» **Exercise**
Copy all the material that follows, keeping every character the same.

-- Begin Task input --

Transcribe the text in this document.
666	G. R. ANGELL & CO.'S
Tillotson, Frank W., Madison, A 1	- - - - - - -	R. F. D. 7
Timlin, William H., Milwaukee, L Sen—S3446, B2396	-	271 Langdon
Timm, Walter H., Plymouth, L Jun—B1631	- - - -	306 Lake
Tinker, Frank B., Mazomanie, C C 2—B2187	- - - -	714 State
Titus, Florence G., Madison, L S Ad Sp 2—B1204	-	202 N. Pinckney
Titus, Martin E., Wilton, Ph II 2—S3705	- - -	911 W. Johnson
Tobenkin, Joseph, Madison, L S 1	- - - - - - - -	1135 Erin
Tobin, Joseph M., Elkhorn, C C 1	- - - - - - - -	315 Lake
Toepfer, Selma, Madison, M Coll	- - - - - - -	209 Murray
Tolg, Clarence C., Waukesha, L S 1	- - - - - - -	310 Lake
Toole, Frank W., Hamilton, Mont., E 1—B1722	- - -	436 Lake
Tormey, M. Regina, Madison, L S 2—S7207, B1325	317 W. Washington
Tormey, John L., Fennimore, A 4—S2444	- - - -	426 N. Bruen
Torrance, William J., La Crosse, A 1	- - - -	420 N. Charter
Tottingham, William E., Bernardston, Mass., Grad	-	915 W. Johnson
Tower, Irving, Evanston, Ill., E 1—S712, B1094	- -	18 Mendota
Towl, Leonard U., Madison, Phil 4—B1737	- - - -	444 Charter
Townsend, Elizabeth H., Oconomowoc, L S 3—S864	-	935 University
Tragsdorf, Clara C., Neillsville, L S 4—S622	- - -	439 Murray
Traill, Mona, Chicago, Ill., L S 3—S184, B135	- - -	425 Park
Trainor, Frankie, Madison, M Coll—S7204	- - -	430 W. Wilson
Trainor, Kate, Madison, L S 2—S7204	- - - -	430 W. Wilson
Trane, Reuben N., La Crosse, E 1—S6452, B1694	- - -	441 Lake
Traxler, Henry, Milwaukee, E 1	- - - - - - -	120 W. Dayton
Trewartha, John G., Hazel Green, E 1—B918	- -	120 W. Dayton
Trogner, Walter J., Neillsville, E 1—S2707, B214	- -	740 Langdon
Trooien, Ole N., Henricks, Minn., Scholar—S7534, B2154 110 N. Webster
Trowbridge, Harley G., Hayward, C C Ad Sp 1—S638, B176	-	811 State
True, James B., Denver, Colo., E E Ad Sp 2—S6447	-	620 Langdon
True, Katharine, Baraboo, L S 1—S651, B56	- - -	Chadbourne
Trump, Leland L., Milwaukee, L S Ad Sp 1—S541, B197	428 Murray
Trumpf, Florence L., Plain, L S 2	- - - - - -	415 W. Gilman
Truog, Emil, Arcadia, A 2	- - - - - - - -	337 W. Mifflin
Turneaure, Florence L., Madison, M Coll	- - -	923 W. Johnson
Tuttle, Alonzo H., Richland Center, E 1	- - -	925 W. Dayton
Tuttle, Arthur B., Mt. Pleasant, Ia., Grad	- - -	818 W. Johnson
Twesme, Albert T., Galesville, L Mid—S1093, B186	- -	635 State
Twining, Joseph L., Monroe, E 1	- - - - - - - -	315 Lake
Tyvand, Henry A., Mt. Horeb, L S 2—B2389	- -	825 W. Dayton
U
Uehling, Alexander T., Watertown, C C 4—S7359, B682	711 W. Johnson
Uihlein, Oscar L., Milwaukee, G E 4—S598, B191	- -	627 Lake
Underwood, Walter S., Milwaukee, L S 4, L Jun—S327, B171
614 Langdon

-- End Task input --

» **Complete answer**
Transcribe the text in this document.
666	G. R. ANGELL & CO.'S
Tillotson, Frank W., Madison, A 1	- - - - - - -	R. F. D. 7
Timlin, William H., Milwaukee, L Sen—S3446, B2396	-	271 Langdon
Timm, Walter H., Plymouth, L Jun—B1631	- - - -	306 Lake
Tinker, Frank B., Mazomanie, C C 2—B2187	- - - -	714 State
Titus, Florence G., Madison, L S Ad Sp 2—B1204	-	202 N. Pinckney
Titus, Martin E., Wilton, Ph II 2—S3705	- - -	911 W. Johnson
Tobenkin, Joseph, Madison, L S 1	- - - - - - - -	1135 Erin
Tobin, Joseph M., Elkhorn, C C 1	- - - - - - - -	315 Lake
Toepfer, Selma, Madison, M Coll	- - - - - - -	209 Murray
Tolg, Clarence C., Waukesha, L S 1	- - - - - - -	310 Lake
Toole, Frank W., Hamilton, Mont., E 1—B1722	- - -	436 Lake
Tormey, M. Regina, Madison, L S 2—S7207, B1325	317 W. Washington
Tormey, John L., Fennimore, A 4—S2444	- - - -	426 N. Bruen
Torrance, William J., La Crosse, A 1	- - - -	420 N. Charter
Tottingham, William E., Bernardston, Mass., Grad	-	915 W. Johnson
Tower, Irving, Evanston, Ill., E 1—S712, B1094	- -	18 Mendota
Towl, Leonard U., Madison, Phil 4—B1737	- - - -	444 Charter
Townsend, Elizabeth H., Oconomowoc, L S 3—S864	-	935 University
Tragsdorf, Clara C., Neillsville, L S 4—S622	- - -	439 Murray
Traill, Mona, Chicago, Ill., L S 3—S184, B135	- - -	425 Park
Trainor, Frankie, Madison, M Coll—S7204	- - -	430 W. Wilson
Trainor, Kate, Madison, L S 2—S7204	- - - -	430 W. Wilson
Trane, Reuben N., La Crosse, E 1—S6452, B1694	- - -	441 Lake
Traxler, Henry, Milwaukee, E 1	- - - - - - -	120 W. Dayton
Trewartha, John G., Hazel Green, E 1—B918	- -	120 W. Dayton
Trogner, Walter J., Neillsville, E 1—S2707, B214	- -	740 Langdon
Trooien, Ole N., Henricks, Minn., Scholar—S7534, B2154 110 N. Webster
Trowbridge, Harley G., Hayward, C C Ad Sp 1—S638, B176	-	811 State
True, James B., Denver, Colo., E E Ad Sp 2—S6447	-	620 Langdon
True, Katharine, Baraboo, L S 1—S651, B56	- - -	Chadbourne
Trump, Leland L., Milwaukee, L S Ad Sp 1—S541, B197	428 Murray
Trumpf, Florence L., Plain, L S 2	- - - - - -	415 W. Gilman
Truog, Emil, Arcadia, A 2	- - - - - - - -	337 W. Mifflin
Turneaure, Florence L., Madison, M Coll	- - -	923 W. Johnson
Tuttle, Alonzo H., Richland Center, E 1	- - -	925 W. Dayton
Tuttle, Arthur B., Mt. Pleasant, Ia., Grad	- - -	818 W. Johnson
Twesme, Albert T., Galesville, L Mid—S1093, B186	- -	635 State
Twining, Joseph L., Monroe, E 1	- - - - - - - -	315 Lake
Tyvand, Henry A., Mt. Horeb, L S 2—B2389	- -	825 W. Dayton
U
Uehling, Alexander T., Watertown, C C 4—S7359, B682	711 W. Johnson
Uihlein, Oscar L., Milwaukee, G E 4—S598, B191	- -	627 Lake
Underwood, Walter S., Milwaukee, L S 4, L Jun—S327, B171
614 Langdon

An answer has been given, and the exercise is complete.